AIM OF THE TASK: Transcribe each line of the records below exactly, excluding any embedded images.

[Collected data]
——————————
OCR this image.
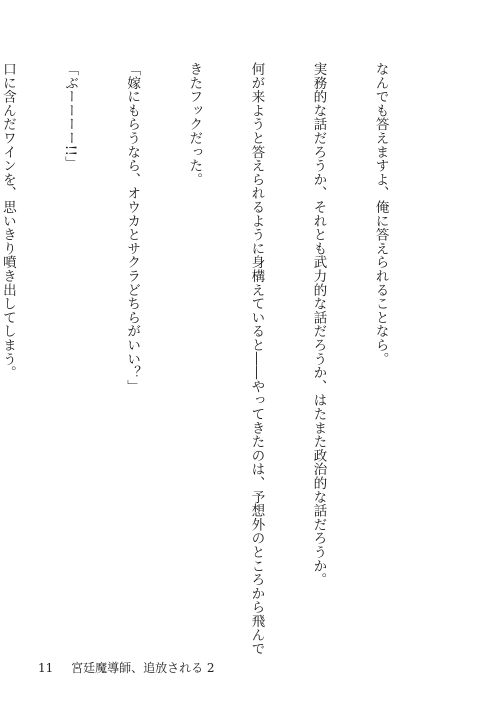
なんでも答えますよ、俺に答えられることなら。

実務的な話だろうか、それとも武力的な話だろうか、はたまた政治的な話だろうか。

何が来ようと答えられるように身構えていると――やってきたのは、予想外のところから飛んで

きたフックだった。

「嫁にもらうなら、オウカとサクラどちらがいい？」

「ぶーーーー!!」

口に含んだワインを、思いきり噴き出してしまう。

11 宮廷魔導師、追放される 2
——————————
OUTPUT BELOW:
OCR this image.
なんでも答えますよ、俺に答えられることなら。

実務的な話だろうか、それとも武力的な話だろうか、はたまた政治的な話だろうか。

何が来ようと答えられるように身構えていると――やってきたのは、予想外のところから飛んで

きたフックだった。

「嫁にもらうなら、オウカとサクラどちらがいい？」

「ぶーーーー!!」

口に含んだワインを、思いきり噴き出してしまう。

11 宮廷魔導師、追放される 2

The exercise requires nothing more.